### Problem requirements
Gather all lines with the word "Sales" in them.

Stored dataset items
==================================================
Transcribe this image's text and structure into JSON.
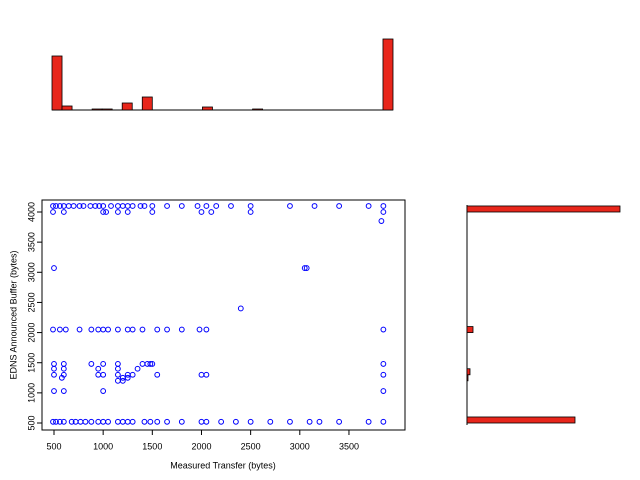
{
  "chart_data": [
    {
      "type": "histogram",
      "orientation": "vertical",
      "color": "#e8261b",
      "bins": [
        500,
        600,
        700,
        800,
        900,
        1000,
        1100,
        1200,
        1300,
        1400,
        1500,
        1600,
        1700,
        1800,
        1900,
        2000,
        2100,
        2200,
        2300,
        2400,
        2500,
        2600,
        2700,
        2800,
        2900,
        3000,
        3100,
        3200,
        3300,
        3400,
        3500,
        3600,
        3700,
        3800,
        3900
      ],
      "values": [
        54,
        4,
        0,
        0,
        1,
        1,
        0,
        7,
        0,
        13,
        0,
        0,
        0,
        0,
        0,
        3,
        0,
        0,
        0,
        0,
        1,
        0,
        0,
        0,
        0,
        0,
        0,
        0,
        0,
        0,
        0,
        0,
        0,
        71
      ]
    },
    {
      "type": "scatter",
      "color": "#0000ff",
      "xlabel": "Measured Transfer (bytes)",
      "ylabel": "EDNS Announced Buffer (bytes)",
      "xlim": [
        378,
        4070
      ],
      "ylim": [
        384,
        4199
      ],
      "xticks": [
        500,
        1000,
        1500,
        2000,
        2500,
        3000,
        3500
      ],
      "yticks": [
        500,
        1000,
        1500,
        2000,
        2500,
        3000,
        3500,
        4000
      ],
      "x": [
        490,
        520,
        560,
        600,
        650,
        700,
        760,
        800,
        870,
        920,
        960,
        1000,
        1080,
        1150,
        1200,
        1250,
        1300,
        1380,
        1420,
        1500,
        1650,
        1800,
        1960,
        2050,
        2150,
        2300,
        2500,
        2900,
        3150,
        3400,
        3700,
        3850,
        490,
        600,
        1000,
        1030,
        1150,
        1250,
        1500,
        2000,
        2100,
        2500,
        3850,
        3830,
        500,
        3050,
        3070,
        2400,
        490,
        560,
        620,
        760,
        880,
        950,
        1000,
        1050,
        1150,
        1250,
        1300,
        1400,
        1550,
        1650,
        1800,
        1980,
        2050,
        3850,
        500,
        600,
        880,
        1000,
        1150,
        1400,
        1450,
        1480,
        1500,
        3850,
        500,
        600,
        950,
        1150,
        1350,
        500,
        600,
        950,
        1000,
        1150,
        1250,
        1300,
        1550,
        2000,
        2050,
        3850,
        580,
        1200,
        1250,
        1150,
        1200,
        500,
        600,
        1000,
        3850,
        490,
        520,
        560,
        600,
        680,
        720,
        770,
        820,
        880,
        950,
        1000,
        1050,
        1150,
        1200,
        1250,
        1300,
        1420,
        1480,
        1550,
        1650,
        1800,
        2000,
        2050,
        2200,
        2350,
        2500,
        2700,
        2900,
        3100,
        3200,
        3400,
        3700,
        3850
      ],
      "values": [
        4100,
        4100,
        4100,
        4100,
        4100,
        4100,
        4100,
        4100,
        4100,
        4100,
        4100,
        4100,
        4100,
        4100,
        4100,
        4100,
        4100,
        4100,
        4100,
        4100,
        4100,
        4100,
        4100,
        4100,
        4100,
        4100,
        4100,
        4100,
        4100,
        4100,
        4100,
        4100,
        4000,
        4000,
        4000,
        4000,
        4000,
        4000,
        4000,
        4000,
        4000,
        4000,
        4000,
        3850,
        3070,
        3070,
        3070,
        2400,
        2050,
        2050,
        2050,
        2050,
        2050,
        2050,
        2050,
        2050,
        2050,
        2050,
        2050,
        2050,
        2050,
        2050,
        2050,
        2050,
        2050,
        2050,
        1480,
        1480,
        1480,
        1480,
        1480,
        1480,
        1480,
        1480,
        1480,
        1480,
        1400,
        1400,
        1400,
        1400,
        1400,
        1300,
        1300,
        1300,
        1300,
        1300,
        1300,
        1300,
        1300,
        1300,
        1300,
        1300,
        1250,
        1250,
        1250,
        1200,
        1200,
        1030,
        1030,
        1030,
        1030,
        520,
        520,
        520,
        520,
        520,
        520,
        520,
        520,
        520,
        520,
        520,
        520,
        520,
        520,
        520,
        520,
        520,
        520,
        520,
        520,
        520,
        520,
        520,
        520,
        520,
        520,
        520,
        520,
        520,
        520,
        520,
        520,
        520
      ]
    },
    {
      "type": "histogram",
      "orientation": "horizontal",
      "color": "#e8261b",
      "bins": [
        500,
        600,
        700,
        800,
        900,
        1000,
        1100,
        1200,
        1300,
        1400,
        1500,
        1600,
        1700,
        1800,
        1900,
        2000,
        2100,
        2200,
        2300,
        2400,
        2500,
        2600,
        2700,
        2800,
        2900,
        3000,
        3100,
        3200,
        3300,
        3400,
        3500,
        3600,
        3700,
        3800,
        3900,
        4000,
        4100
      ],
      "values": [
        108,
        0,
        0,
        0,
        0,
        0,
        0,
        1,
        3,
        0,
        0,
        0,
        0,
        0,
        0,
        6,
        0,
        0,
        0,
        0,
        0,
        0,
        0,
        0,
        0,
        0,
        0,
        0,
        0,
        0,
        0,
        0,
        0,
        0,
        0,
        153
      ]
    }
  ]
}
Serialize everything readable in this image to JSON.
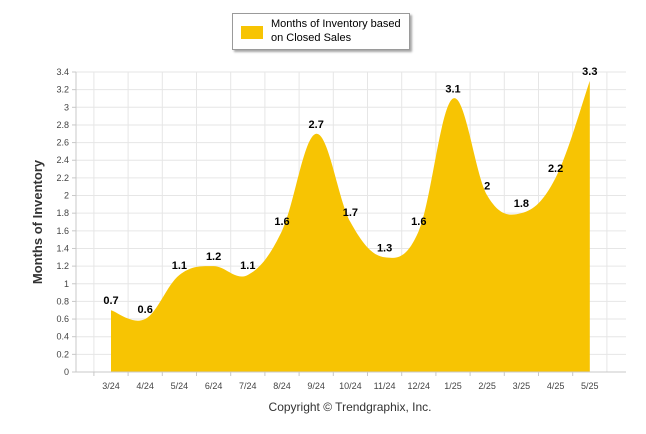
{
  "chart_data": {
    "type": "area",
    "categories": [
      "3/24",
      "4/24",
      "5/24",
      "6/24",
      "7/24",
      "8/24",
      "9/24",
      "10/24",
      "11/24",
      "12/24",
      "1/25",
      "2/25",
      "3/25",
      "4/25",
      "5/25"
    ],
    "series": [
      {
        "name": "Months of Inventory based on Closed Sales",
        "values": [
          0.7,
          0.6,
          1.1,
          1.2,
          1.1,
          1.6,
          2.7,
          1.7,
          1.3,
          1.6,
          3.1,
          2,
          1.8,
          2.2,
          3.3
        ],
        "data_labels": [
          "0.7",
          "0.6",
          "1.1",
          "1.2",
          "1.1",
          "1.6",
          "2.7",
          "1.7",
          "1.3",
          "1.6",
          "3.1",
          "2",
          "1.8",
          "2.2",
          "3.3"
        ]
      }
    ],
    "ylabel": "Months of Inventory",
    "ylim": [
      0,
      3.4
    ],
    "yticks": [
      "0",
      "0.2",
      "0.4",
      "0.6",
      "0.8",
      "1",
      "1.2",
      "1.4",
      "1.6",
      "1.8",
      "2",
      "2.2",
      "2.4",
      "2.6",
      "2.8",
      "3",
      "3.2",
      "3.4"
    ],
    "grid": true,
    "legend_position": "top-center",
    "fill_color": "#f7c403",
    "grid_color": "#e6e6e6"
  },
  "legend": {
    "label": "Months of Inventory based\non Closed Sales"
  },
  "footer": {
    "copyright": "Copyright © Trendgraphix, Inc."
  }
}
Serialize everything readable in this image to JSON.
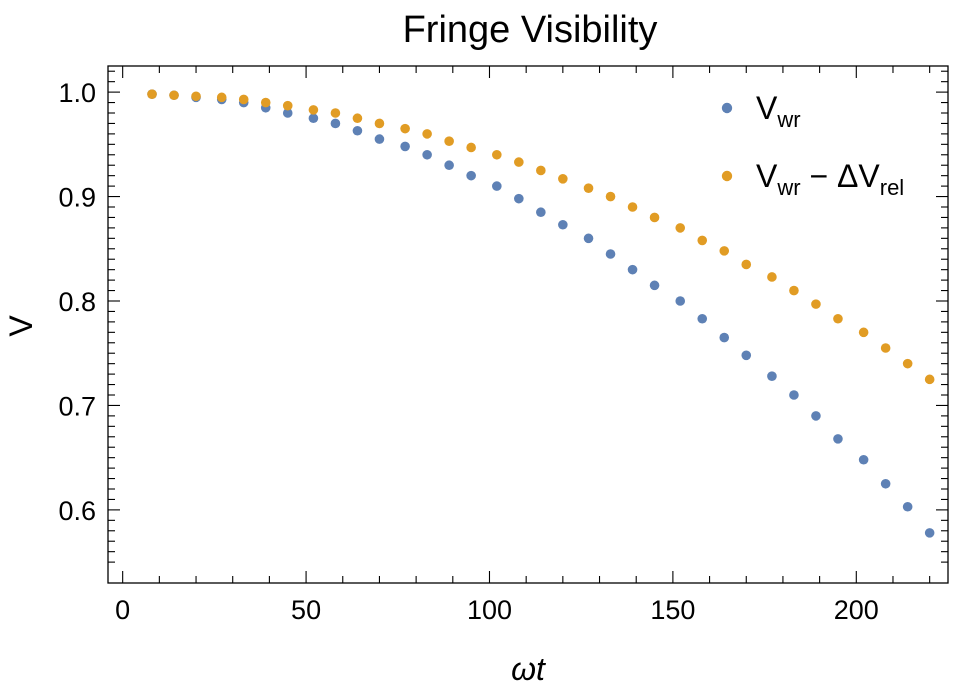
{
  "chart_data": {
    "type": "scatter",
    "title": "Fringe Visibility",
    "xlabel": "ωt",
    "ylabel": "V",
    "xlim": [
      -4,
      225
    ],
    "ylim": [
      0.53,
      1.025
    ],
    "x_ticks": [
      0,
      50,
      100,
      150,
      200
    ],
    "x_tick_labels": [
      "0",
      "50",
      "100",
      "150",
      "200"
    ],
    "y_ticks": [
      0.6,
      0.7,
      0.8,
      0.9,
      1.0
    ],
    "y_tick_labels": [
      "0.6",
      "0.7",
      "0.8",
      "0.9",
      "1.0"
    ],
    "grid": false,
    "legend_position": "top-right",
    "series": [
      {
        "name": "V_wr",
        "legend_main": "V",
        "legend_sub": "wr",
        "legend_tail": "",
        "legend_tail_sub": "",
        "color": "#5E81B5",
        "x": [
          8,
          14,
          20,
          27,
          33,
          39,
          45,
          52,
          58,
          64,
          70,
          77,
          83,
          89,
          95,
          102,
          108,
          114,
          120,
          127,
          133,
          139,
          145,
          152,
          158,
          164,
          170,
          177,
          183,
          189,
          195,
          202,
          208,
          214,
          220
        ],
        "y": [
          0.998,
          0.997,
          0.995,
          0.993,
          0.99,
          0.985,
          0.98,
          0.975,
          0.97,
          0.963,
          0.955,
          0.948,
          0.94,
          0.93,
          0.92,
          0.91,
          0.898,
          0.885,
          0.873,
          0.86,
          0.845,
          0.83,
          0.815,
          0.8,
          0.783,
          0.765,
          0.748,
          0.728,
          0.71,
          0.69,
          0.668,
          0.648,
          0.625,
          0.603,
          0.578
        ]
      },
      {
        "name": "V_wr − ΔV_rel",
        "legend_main": "V",
        "legend_sub": "wr",
        "legend_tail": " − ΔV",
        "legend_tail_sub": "rel",
        "color": "#E19C24",
        "x": [
          8,
          14,
          20,
          27,
          33,
          39,
          45,
          52,
          58,
          64,
          70,
          77,
          83,
          89,
          95,
          102,
          108,
          114,
          120,
          127,
          133,
          139,
          145,
          152,
          158,
          164,
          170,
          177,
          183,
          189,
          195,
          202,
          208,
          214,
          220
        ],
        "y": [
          0.998,
          0.997,
          0.996,
          0.995,
          0.993,
          0.99,
          0.987,
          0.983,
          0.98,
          0.975,
          0.97,
          0.965,
          0.96,
          0.953,
          0.947,
          0.94,
          0.933,
          0.925,
          0.917,
          0.908,
          0.9,
          0.89,
          0.88,
          0.87,
          0.858,
          0.848,
          0.835,
          0.823,
          0.81,
          0.797,
          0.783,
          0.77,
          0.755,
          0.74,
          0.725
        ]
      }
    ]
  }
}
==================================================
### In response
        "name": "Months of Inventory based on Closed Sales",
    "label": "Months of Inventory based\non Closed Sales"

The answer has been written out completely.